** Set task **
Print out the material that follows word for word.

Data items
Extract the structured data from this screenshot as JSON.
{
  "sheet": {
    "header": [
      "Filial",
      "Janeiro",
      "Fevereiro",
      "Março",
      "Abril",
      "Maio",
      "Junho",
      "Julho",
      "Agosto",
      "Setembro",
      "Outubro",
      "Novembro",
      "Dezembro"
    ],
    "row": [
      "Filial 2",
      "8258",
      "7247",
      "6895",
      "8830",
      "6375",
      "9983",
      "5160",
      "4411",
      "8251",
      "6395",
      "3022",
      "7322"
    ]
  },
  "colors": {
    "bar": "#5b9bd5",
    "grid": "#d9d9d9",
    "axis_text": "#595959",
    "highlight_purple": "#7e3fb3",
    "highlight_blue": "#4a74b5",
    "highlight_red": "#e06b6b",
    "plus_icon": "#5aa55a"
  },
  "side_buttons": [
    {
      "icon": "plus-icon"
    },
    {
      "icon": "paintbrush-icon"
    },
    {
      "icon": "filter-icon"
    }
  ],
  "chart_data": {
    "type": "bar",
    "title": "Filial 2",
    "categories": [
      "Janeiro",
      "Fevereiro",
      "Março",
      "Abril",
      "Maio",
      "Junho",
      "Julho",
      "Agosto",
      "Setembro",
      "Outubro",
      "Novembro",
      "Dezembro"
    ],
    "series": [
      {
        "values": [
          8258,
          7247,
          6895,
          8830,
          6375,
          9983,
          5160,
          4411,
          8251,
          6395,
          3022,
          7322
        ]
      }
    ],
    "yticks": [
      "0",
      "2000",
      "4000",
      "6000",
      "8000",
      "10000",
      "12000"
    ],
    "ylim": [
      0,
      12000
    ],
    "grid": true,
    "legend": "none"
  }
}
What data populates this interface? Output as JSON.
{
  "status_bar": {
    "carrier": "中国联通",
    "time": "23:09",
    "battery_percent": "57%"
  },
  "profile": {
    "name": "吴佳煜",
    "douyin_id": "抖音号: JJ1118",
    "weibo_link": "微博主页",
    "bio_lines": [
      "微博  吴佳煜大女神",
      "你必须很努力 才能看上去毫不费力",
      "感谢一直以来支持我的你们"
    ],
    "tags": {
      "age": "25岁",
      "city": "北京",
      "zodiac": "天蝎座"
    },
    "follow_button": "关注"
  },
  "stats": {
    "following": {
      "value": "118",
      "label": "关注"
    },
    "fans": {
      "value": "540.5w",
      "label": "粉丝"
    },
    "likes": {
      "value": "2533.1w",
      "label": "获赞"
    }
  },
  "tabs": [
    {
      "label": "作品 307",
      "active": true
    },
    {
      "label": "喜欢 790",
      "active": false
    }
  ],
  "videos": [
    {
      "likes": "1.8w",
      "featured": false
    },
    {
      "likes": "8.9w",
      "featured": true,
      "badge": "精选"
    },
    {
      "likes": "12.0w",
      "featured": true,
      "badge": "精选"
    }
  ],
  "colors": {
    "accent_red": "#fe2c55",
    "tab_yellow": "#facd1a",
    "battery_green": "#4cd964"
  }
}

** Written solution **
Extract the structured data from this screenshot as JSON.
{
  "sheet": {
    "header": [
      "Filial",
      "Janeiro",
      "Fevereiro",
      "Março",
      "Abril",
      "Maio",
      "Junho",
      "Julho",
      "Agosto",
      "Setembro",
      "Outubro",
      "Novembro",
      "Dezembro"
    ],
    "row": [
      "Filial 2",
      "8258",
      "7247",
      "6895",
      "8830",
      "6375",
      "9983",
      "5160",
      "4411",
      "8251",
      "6395",
      "3022",
      "7322"
    ]
  },
  "colors": {
    "bar": "#5b9bd5",
    "grid": "#d9d9d9",
    "axis_text": "#595959",
    "highlight_purple": "#7e3fb3",
    "highlight_blue": "#4a74b5",
    "highlight_red": "#e06b6b",
    "plus_icon": "#5aa55a"
  },
  "side_buttons": [
    {
      "icon": "plus-icon"
    },
    {
      "icon": "paintbrush-icon"
    },
    {
      "icon": "filter-icon"
    }
  ],
  "chart_data": {
    "type": "bar",
    "title": "Filial 2",
    "categories": [
      "Janeiro",
      "Fevereiro",
      "Março",
      "Abril",
      "Maio",
      "Junho",
      "Julho",
      "Agosto",
      "Setembro",
      "Outubro",
      "Novembro",
      "Dezembro"
    ],
    "series": [
      {
        "values": [
          8258,
          7247,
          6895,
          8830,
          6375,
          9983,
          5160,
          4411,
          8251,
          6395,
          3022,
          7322
        ]
      }
    ],
    "yticks": [
      "0",
      "2000",
      "4000",
      "6000",
      "8000",
      "10000",
      "12000"
    ],
    "ylim": [
      0,
      12000
    ],
    "grid": true,
    "legend": "none"
  }
}
What data populates this interface? Output as JSON.
{
  "status_bar": {
    "carrier": "中国联通",
    "time": "23:09",
    "battery_percent": "57%"
  },
  "profile": {
    "name": "吴佳煜",
    "douyin_id": "抖音号: JJ1118",
    "weibo_link": "微博主页",
    "bio_lines": [
      "微博  吴佳煜大女神",
      "你必须很努力 才能看上去毫不费力",
      "感谢一直以来支持我的你们"
    ],
    "tags": {
      "age": "25岁",
      "city": "北京",
      "zodiac": "天蝎座"
    },
    "follow_button": "关注"
  },
  "stats": {
    "following": {
      "value": "118",
      "label": "关注"
    },
    "fans": {
      "value": "540.5w",
      "label": "粉丝"
    },
    "likes": {
      "value": "2533.1w",
      "label": "获赞"
    }
  },
  "tabs": [
    {
      "label": "作品 307",
      "active": true
    },
    {
      "label": "喜欢 790",
      "active": false
    }
  ],
  "videos": [
    {
      "likes": "1.8w",
      "featured": false
    },
    {
      "likes": "8.9w",
      "featured": true,
      "badge": "精选"
    },
    {
      "likes": "12.0w",
      "featured": true,
      "badge": "精选"
    }
  ],
  "colors": {
    "accent_red": "#fe2c55",
    "tab_yellow": "#facd1a",
    "battery_green": "#4cd964"
  }
}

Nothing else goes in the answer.